— Start EXTRACTED MATERIAL —

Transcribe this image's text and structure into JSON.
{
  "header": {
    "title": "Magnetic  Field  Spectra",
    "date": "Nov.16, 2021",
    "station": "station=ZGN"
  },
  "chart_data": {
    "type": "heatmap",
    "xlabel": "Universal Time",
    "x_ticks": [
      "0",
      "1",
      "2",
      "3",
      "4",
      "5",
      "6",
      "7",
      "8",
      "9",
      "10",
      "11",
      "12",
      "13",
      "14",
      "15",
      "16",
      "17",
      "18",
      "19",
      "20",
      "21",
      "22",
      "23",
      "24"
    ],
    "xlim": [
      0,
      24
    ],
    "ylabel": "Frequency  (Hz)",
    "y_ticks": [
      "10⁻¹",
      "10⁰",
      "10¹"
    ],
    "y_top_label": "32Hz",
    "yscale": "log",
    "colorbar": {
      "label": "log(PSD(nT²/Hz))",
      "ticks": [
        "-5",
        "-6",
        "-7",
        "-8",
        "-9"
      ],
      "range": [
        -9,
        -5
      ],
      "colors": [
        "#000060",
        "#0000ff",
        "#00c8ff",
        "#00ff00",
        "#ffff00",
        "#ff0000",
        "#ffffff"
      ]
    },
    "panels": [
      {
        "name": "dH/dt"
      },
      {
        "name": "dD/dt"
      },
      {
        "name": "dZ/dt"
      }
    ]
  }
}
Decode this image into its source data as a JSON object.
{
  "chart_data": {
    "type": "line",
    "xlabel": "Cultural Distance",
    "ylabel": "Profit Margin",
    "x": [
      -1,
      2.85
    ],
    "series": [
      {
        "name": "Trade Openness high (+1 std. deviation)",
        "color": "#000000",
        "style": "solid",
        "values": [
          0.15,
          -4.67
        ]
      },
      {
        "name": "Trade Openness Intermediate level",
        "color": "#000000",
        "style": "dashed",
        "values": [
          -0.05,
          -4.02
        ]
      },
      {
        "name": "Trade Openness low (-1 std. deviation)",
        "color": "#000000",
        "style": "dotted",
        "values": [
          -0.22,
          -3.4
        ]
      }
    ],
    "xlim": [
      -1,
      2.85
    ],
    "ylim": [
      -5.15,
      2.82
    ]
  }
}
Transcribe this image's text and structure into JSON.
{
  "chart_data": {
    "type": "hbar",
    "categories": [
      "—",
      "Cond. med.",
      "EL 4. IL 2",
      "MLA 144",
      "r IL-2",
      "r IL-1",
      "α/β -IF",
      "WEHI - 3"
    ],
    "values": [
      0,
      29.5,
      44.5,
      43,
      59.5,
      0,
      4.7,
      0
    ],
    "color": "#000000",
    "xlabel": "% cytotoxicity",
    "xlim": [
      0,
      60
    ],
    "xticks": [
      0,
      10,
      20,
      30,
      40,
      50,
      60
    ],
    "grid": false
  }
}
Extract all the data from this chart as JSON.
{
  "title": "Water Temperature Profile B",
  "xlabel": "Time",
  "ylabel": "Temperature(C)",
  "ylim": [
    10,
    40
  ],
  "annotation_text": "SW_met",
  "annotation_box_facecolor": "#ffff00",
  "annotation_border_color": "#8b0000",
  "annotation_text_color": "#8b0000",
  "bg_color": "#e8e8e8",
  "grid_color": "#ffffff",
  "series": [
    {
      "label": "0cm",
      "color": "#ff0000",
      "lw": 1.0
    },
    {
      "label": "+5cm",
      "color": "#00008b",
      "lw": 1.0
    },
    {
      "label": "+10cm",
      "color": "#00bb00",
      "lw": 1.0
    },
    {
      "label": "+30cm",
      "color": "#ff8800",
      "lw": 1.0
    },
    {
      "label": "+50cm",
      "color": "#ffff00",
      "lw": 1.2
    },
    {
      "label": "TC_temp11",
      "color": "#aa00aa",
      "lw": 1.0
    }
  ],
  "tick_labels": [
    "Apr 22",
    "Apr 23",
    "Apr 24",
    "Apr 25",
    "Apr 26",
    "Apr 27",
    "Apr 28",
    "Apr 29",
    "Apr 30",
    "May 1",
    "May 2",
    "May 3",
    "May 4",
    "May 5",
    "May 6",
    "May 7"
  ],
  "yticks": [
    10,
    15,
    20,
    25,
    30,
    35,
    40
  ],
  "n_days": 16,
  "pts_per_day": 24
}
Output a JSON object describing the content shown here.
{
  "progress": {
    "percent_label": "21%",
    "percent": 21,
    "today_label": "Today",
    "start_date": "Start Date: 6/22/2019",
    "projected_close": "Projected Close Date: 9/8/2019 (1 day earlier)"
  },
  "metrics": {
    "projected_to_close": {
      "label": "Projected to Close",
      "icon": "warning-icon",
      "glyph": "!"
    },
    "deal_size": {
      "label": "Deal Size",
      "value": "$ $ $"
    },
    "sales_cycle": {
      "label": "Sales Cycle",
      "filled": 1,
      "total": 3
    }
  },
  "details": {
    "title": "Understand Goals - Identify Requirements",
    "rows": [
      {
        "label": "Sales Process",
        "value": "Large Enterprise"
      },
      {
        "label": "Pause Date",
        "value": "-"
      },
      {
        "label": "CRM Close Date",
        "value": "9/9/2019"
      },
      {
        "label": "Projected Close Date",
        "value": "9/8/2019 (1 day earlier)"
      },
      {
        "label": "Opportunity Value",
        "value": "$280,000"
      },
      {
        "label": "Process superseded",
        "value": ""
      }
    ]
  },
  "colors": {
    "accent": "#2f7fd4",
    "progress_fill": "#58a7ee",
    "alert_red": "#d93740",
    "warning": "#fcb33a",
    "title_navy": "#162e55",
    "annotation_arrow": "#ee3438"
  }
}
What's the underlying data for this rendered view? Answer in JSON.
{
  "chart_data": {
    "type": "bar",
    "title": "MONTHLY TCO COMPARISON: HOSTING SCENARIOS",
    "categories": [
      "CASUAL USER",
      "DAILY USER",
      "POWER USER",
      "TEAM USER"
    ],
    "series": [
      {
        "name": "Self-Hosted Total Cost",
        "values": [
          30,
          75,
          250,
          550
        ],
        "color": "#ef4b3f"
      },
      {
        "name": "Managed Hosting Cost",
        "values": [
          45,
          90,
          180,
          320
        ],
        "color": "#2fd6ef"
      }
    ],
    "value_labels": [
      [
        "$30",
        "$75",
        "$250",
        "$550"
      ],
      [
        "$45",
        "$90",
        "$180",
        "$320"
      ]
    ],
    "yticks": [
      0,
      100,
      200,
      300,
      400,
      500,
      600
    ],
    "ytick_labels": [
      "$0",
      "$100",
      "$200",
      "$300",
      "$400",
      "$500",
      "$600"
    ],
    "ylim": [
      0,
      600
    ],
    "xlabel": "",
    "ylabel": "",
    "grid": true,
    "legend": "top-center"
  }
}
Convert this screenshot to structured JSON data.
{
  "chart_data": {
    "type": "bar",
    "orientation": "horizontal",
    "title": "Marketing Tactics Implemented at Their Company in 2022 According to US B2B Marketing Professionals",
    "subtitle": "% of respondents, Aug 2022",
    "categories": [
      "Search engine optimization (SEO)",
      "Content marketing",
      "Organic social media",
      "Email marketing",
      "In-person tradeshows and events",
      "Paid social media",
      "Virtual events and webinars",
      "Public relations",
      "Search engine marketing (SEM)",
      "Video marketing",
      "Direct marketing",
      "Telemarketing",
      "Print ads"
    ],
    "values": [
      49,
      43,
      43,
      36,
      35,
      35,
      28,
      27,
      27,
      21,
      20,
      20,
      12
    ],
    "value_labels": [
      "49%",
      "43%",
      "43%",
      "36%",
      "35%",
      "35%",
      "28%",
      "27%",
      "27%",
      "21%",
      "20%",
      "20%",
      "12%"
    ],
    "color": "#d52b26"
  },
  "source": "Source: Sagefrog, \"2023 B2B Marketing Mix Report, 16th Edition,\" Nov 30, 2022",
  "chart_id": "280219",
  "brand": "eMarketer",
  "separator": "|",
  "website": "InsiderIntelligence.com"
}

— End EXTRACTED MATERIAL —

AIM =>
All of the material must be reproduced exactly.

RESULT OF THE TASK =>
Transcribe this image's text and structure into JSON.
{
  "header": {
    "title": "Magnetic  Field  Spectra",
    "date": "Nov.16, 2021",
    "station": "station=ZGN"
  },
  "chart_data": {
    "type": "heatmap",
    "xlabel": "Universal Time",
    "x_ticks": [
      "0",
      "1",
      "2",
      "3",
      "4",
      "5",
      "6",
      "7",
      "8",
      "9",
      "10",
      "11",
      "12",
      "13",
      "14",
      "15",
      "16",
      "17",
      "18",
      "19",
      "20",
      "21",
      "22",
      "23",
      "24"
    ],
    "xlim": [
      0,
      24
    ],
    "ylabel": "Frequency  (Hz)",
    "y_ticks": [
      "10⁻¹",
      "10⁰",
      "10¹"
    ],
    "y_top_label": "32Hz",
    "yscale": "log",
    "colorbar": {
      "label": "log(PSD(nT²/Hz))",
      "ticks": [
        "-5",
        "-6",
        "-7",
        "-8",
        "-9"
      ],
      "range": [
        -9,
        -5
      ],
      "colors": [
        "#000060",
        "#0000ff",
        "#00c8ff",
        "#00ff00",
        "#ffff00",
        "#ff0000",
        "#ffffff"
      ]
    },
    "panels": [
      {
        "name": "dH/dt"
      },
      {
        "name": "dD/dt"
      },
      {
        "name": "dZ/dt"
      }
    ]
  }
}
Decode this image into its source data as a JSON object.
{
  "chart_data": {
    "type": "line",
    "xlabel": "Cultural Distance",
    "ylabel": "Profit Margin",
    "x": [
      -1,
      2.85
    ],
    "series": [
      {
        "name": "Trade Openness high (+1 std. deviation)",
        "color": "#000000",
        "style": "solid",
        "values": [
          0.15,
          -4.67
        ]
      },
      {
        "name": "Trade Openness Intermediate level",
        "color": "#000000",
        "style": "dashed",
        "values": [
          -0.05,
          -4.02
        ]
      },
      {
        "name": "Trade Openness low (-1 std. deviation)",
        "color": "#000000",
        "style": "dotted",
        "values": [
          -0.22,
          -3.4
        ]
      }
    ],
    "xlim": [
      -1,
      2.85
    ],
    "ylim": [
      -5.15,
      2.82
    ]
  }
}
Transcribe this image's text and structure into JSON.
{
  "chart_data": {
    "type": "hbar",
    "categories": [
      "—",
      "Cond. med.",
      "EL 4. IL 2",
      "MLA 144",
      "r IL-2",
      "r IL-1",
      "α/β -IF",
      "WEHI - 3"
    ],
    "values": [
      0,
      29.5,
      44.5,
      43,
      59.5,
      0,
      4.7,
      0
    ],
    "color": "#000000",
    "xlabel": "% cytotoxicity",
    "xlim": [
      0,
      60
    ],
    "xticks": [
      0,
      10,
      20,
      30,
      40,
      50,
      60
    ],
    "grid": false
  }
}
Extract all the data from this chart as JSON.
{
  "title": "Water Temperature Profile B",
  "xlabel": "Time",
  "ylabel": "Temperature(C)",
  "ylim": [
    10,
    40
  ],
  "annotation_text": "SW_met",
  "annotation_box_facecolor": "#ffff00",
  "annotation_border_color": "#8b0000",
  "annotation_text_color": "#8b0000",
  "bg_color": "#e8e8e8",
  "grid_color": "#ffffff",
  "series": [
    {
      "label": "0cm",
      "color": "#ff0000",
      "lw": 1.0
    },
    {
      "label": "+5cm",
      "color": "#00008b",
      "lw": 1.0
    },
    {
      "label": "+10cm",
      "color": "#00bb00",
      "lw": 1.0
    },
    {
      "label": "+30cm",
      "color": "#ff8800",
      "lw": 1.0
    },
    {
      "label": "+50cm",
      "color": "#ffff00",
      "lw": 1.2
    },
    {
      "label": "TC_temp11",
      "color": "#aa00aa",
      "lw": 1.0
    }
  ],
  "tick_labels": [
    "Apr 22",
    "Apr 23",
    "Apr 24",
    "Apr 25",
    "Apr 26",
    "Apr 27",
    "Apr 28",
    "Apr 29",
    "Apr 30",
    "May 1",
    "May 2",
    "May 3",
    "May 4",
    "May 5",
    "May 6",
    "May 7"
  ],
  "yticks": [
    10,
    15,
    20,
    25,
    30,
    35,
    40
  ],
  "n_days": 16,
  "pts_per_day": 24
}
Output a JSON object describing the content shown here.
{
  "progress": {
    "percent_label": "21%",
    "percent": 21,
    "today_label": "Today",
    "start_date": "Start Date: 6/22/2019",
    "projected_close": "Projected Close Date: 9/8/2019 (1 day earlier)"
  },
  "metrics": {
    "projected_to_close": {
      "label": "Projected to Close",
      "icon": "warning-icon",
      "glyph": "!"
    },
    "deal_size": {
      "label": "Deal Size",
      "value": "$ $ $"
    },
    "sales_cycle": {
      "label": "Sales Cycle",
      "filled": 1,
      "total": 3
    }
  },
  "details": {
    "title": "Understand Goals - Identify Requirements",
    "rows": [
      {
        "label": "Sales Process",
        "value": "Large Enterprise"
      },
      {
        "label": "Pause Date",
        "value": "-"
      },
      {
        "label": "CRM Close Date",
        "value": "9/9/2019"
      },
      {
        "label": "Projected Close Date",
        "value": "9/8/2019 (1 day earlier)"
      },
      {
        "label": "Opportunity Value",
        "value": "$280,000"
      },
      {
        "label": "Process superseded",
        "value": ""
      }
    ]
  },
  "colors": {
    "accent": "#2f7fd4",
    "progress_fill": "#58a7ee",
    "alert_red": "#d93740",
    "warning": "#fcb33a",
    "title_navy": "#162e55",
    "annotation_arrow": "#ee3438"
  }
}
What's the underlying data for this rendered view? Answer in JSON.
{
  "chart_data": {
    "type": "bar",
    "title": "MONTHLY TCO COMPARISON: HOSTING SCENARIOS",
    "categories": [
      "CASUAL USER",
      "DAILY USER",
      "POWER USER",
      "TEAM USER"
    ],
    "series": [
      {
        "name": "Self-Hosted Total Cost",
        "values": [
          30,
          75,
          250,
          550
        ],
        "color": "#ef4b3f"
      },
      {
        "name": "Managed Hosting Cost",
        "values": [
          45,
          90,
          180,
          320
        ],
        "color": "#2fd6ef"
      }
    ],
    "value_labels": [
      [
        "$30",
        "$75",
        "$250",
        "$550"
      ],
      [
        "$45",
        "$90",
        "$180",
        "$320"
      ]
    ],
    "yticks": [
      0,
      100,
      200,
      300,
      400,
      500,
      600
    ],
    "ytick_labels": [
      "$0",
      "$100",
      "$200",
      "$300",
      "$400",
      "$500",
      "$600"
    ],
    "ylim": [
      0,
      600
    ],
    "xlabel": "",
    "ylabel": "",
    "grid": true,
    "legend": "top-center"
  }
}
Convert this screenshot to structured JSON data.
{
  "chart_data": {
    "type": "bar",
    "orientation": "horizontal",
    "title": "Marketing Tactics Implemented at Their Company in 2022 According to US B2B Marketing Professionals",
    "subtitle": "% of respondents, Aug 2022",
    "categories": [
      "Search engine optimization (SEO)",
      "Content marketing",
      "Organic social media",
      "Email marketing",
      "In-person tradeshows and events",
      "Paid social media",
      "Virtual events and webinars",
      "Public relations",
      "Search engine marketing (SEM)",
      "Video marketing",
      "Direct marketing",
      "Telemarketing",
      "Print ads"
    ],
    "values": [
      49,
      43,
      43,
      36,
      35,
      35,
      28,
      27,
      27,
      21,
      20,
      20,
      12
    ],
    "value_labels": [
      "49%",
      "43%",
      "43%",
      "36%",
      "35%",
      "35%",
      "28%",
      "27%",
      "27%",
      "21%",
      "20%",
      "20%",
      "12%"
    ],
    "color": "#d52b26"
  },
  "source": "Source: Sagefrog, \"2023 B2B Marketing Mix Report, 16th Edition,\" Nov 30, 2022",
  "chart_id": "280219",
  "brand": "eMarketer",
  "separator": "|",
  "website": "InsiderIntelligence.com"
}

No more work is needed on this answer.